Can you repeat the records word for word, from their first line up to and including the line that contains "field-select[interactable]: English [551,468,868,509]"?

^^^^^^^^

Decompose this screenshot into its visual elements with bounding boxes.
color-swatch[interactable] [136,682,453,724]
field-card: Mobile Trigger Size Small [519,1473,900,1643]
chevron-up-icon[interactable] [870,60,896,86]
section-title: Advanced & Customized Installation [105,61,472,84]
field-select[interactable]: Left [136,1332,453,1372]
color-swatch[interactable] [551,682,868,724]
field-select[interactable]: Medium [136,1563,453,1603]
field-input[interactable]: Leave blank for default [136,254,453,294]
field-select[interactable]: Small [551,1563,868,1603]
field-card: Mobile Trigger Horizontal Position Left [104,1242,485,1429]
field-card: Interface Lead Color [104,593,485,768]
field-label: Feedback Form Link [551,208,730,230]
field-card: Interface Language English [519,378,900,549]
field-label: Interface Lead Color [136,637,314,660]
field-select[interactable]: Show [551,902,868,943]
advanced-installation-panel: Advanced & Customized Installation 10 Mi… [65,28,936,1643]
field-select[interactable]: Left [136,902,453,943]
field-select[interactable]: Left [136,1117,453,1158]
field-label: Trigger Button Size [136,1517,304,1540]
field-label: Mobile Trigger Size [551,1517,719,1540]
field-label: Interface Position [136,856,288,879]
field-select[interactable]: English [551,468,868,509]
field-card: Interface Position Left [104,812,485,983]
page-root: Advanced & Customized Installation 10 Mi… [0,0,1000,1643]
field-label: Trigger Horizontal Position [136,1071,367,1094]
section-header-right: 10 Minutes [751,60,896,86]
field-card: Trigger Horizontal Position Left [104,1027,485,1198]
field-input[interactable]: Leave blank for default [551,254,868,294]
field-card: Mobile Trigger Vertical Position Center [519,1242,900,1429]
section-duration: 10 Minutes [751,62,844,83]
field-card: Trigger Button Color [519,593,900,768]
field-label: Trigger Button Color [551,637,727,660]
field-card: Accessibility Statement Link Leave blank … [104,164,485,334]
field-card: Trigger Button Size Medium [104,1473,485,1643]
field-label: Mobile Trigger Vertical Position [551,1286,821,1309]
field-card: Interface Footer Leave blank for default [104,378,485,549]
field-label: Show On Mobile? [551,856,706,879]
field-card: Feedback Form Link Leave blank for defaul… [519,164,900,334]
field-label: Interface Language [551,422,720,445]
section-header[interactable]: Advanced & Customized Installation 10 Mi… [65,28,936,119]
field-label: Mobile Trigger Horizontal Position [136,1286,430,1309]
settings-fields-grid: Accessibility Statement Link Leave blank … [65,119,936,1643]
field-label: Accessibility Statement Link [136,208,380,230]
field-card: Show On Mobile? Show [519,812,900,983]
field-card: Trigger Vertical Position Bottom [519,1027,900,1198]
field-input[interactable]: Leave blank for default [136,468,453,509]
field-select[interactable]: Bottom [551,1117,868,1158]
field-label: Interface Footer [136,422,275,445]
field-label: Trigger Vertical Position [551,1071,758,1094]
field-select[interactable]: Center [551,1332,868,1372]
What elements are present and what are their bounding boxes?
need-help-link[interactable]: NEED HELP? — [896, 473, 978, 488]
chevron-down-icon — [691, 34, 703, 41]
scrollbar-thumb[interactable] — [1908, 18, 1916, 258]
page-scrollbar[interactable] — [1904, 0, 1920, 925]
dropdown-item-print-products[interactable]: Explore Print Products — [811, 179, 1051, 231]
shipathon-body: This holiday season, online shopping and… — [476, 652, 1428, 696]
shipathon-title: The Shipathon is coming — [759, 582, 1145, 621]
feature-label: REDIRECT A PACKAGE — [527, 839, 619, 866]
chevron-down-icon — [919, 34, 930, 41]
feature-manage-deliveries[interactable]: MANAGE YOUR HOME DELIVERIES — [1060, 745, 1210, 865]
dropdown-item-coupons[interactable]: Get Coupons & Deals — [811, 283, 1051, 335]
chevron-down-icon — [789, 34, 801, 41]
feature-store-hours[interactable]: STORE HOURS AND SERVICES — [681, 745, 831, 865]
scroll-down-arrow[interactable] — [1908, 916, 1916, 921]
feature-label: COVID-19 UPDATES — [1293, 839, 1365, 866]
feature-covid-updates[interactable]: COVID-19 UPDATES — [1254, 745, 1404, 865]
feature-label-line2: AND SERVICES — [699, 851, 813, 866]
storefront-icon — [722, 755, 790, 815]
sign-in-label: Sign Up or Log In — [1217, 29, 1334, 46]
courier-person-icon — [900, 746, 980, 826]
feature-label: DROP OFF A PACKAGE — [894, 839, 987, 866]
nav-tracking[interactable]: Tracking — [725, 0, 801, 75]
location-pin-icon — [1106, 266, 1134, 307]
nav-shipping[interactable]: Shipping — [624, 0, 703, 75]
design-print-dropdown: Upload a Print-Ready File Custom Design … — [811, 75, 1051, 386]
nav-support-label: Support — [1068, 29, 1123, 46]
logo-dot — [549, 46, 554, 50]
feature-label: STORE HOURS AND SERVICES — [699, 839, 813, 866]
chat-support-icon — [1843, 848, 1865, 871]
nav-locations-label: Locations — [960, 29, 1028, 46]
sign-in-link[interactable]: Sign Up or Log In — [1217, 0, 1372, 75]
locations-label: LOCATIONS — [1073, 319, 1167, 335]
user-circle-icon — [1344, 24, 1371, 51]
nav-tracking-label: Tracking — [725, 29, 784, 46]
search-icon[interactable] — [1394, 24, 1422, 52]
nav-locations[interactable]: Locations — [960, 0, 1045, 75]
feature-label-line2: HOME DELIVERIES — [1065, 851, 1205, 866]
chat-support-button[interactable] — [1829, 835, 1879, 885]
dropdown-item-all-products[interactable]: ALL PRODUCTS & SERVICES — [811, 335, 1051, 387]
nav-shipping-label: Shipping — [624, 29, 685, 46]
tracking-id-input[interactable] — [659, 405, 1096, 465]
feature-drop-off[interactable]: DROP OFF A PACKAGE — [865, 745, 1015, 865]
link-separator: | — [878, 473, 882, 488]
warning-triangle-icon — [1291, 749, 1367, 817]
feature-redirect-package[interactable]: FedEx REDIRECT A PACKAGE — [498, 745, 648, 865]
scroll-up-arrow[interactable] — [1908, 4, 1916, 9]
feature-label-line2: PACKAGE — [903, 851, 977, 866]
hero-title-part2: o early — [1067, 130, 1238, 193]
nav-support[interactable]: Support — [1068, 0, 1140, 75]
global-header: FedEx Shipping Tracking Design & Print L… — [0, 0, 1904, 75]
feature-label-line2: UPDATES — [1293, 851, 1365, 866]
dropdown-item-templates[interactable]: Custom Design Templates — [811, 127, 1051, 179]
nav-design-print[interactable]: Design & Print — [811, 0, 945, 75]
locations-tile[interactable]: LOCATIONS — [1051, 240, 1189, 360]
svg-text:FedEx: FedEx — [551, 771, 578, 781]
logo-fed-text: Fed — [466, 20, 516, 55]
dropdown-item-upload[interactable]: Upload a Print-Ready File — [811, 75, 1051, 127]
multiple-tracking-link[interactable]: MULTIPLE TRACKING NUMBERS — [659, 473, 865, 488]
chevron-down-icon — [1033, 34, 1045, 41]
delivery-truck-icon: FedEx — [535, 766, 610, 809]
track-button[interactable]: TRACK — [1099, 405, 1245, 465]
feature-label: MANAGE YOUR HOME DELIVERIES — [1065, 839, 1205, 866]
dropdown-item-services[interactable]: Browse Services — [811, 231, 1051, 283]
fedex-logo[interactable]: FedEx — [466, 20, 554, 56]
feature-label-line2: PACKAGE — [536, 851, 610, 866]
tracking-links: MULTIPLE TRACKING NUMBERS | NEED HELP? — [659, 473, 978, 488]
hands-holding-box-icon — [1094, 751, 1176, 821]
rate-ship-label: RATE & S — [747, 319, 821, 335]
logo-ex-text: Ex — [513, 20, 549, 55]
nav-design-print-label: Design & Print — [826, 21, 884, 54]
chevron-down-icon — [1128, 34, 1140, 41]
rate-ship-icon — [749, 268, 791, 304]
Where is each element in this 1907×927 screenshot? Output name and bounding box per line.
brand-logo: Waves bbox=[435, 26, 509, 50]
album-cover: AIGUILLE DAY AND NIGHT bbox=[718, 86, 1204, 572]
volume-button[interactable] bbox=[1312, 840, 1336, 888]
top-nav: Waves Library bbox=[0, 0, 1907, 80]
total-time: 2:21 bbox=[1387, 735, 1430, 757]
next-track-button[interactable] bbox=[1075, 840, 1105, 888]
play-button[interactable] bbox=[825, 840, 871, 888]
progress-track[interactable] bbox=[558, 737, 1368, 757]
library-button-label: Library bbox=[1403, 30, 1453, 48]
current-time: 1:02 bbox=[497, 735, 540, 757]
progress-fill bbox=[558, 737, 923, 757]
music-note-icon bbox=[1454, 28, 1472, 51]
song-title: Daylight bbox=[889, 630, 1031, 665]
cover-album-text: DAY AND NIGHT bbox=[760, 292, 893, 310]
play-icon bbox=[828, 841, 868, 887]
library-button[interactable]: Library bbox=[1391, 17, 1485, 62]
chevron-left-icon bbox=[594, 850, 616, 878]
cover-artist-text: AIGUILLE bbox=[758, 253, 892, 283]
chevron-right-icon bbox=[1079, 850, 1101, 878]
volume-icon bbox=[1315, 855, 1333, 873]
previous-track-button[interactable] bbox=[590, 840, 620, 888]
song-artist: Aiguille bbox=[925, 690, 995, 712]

^^^^^^^^

WRITTEN SOLUTION:
Decompose this screenshot into its visual elements with bounding boxes.
color-swatch[interactable] [136,682,453,724]
field-card: Mobile Trigger Size Small [519,1473,900,1643]
chevron-up-icon[interactable] [870,60,896,86]
section-title: Advanced & Customized Installation [105,61,472,84]
field-select[interactable]: Left [136,1332,453,1372]
color-swatch[interactable] [551,682,868,724]
field-select[interactable]: Medium [136,1563,453,1603]
field-input[interactable]: Leave blank for default [136,254,453,294]
field-select[interactable]: Small [551,1563,868,1603]
field-card: Mobile Trigger Horizontal Position Left [104,1242,485,1429]
field-card: Interface Lead Color [104,593,485,768]
field-label: Feedback Form Link [551,208,730,230]
field-card: Interface Language English [519,378,900,549]
field-label: Interface Lead Color [136,637,314,660]
field-select[interactable]: Show [551,902,868,943]
advanced-installation-panel: Advanced & Customized Installation 10 Mi… [65,28,936,1643]
field-select[interactable]: Left [136,902,453,943]
field-select[interactable]: Left [136,1117,453,1158]
field-label: Trigger Button Size [136,1517,304,1540]
field-label: Mobile Trigger Size [551,1517,719,1540]
field-label: Interface Position [136,856,288,879]
field-select[interactable]: English [551,468,868,509]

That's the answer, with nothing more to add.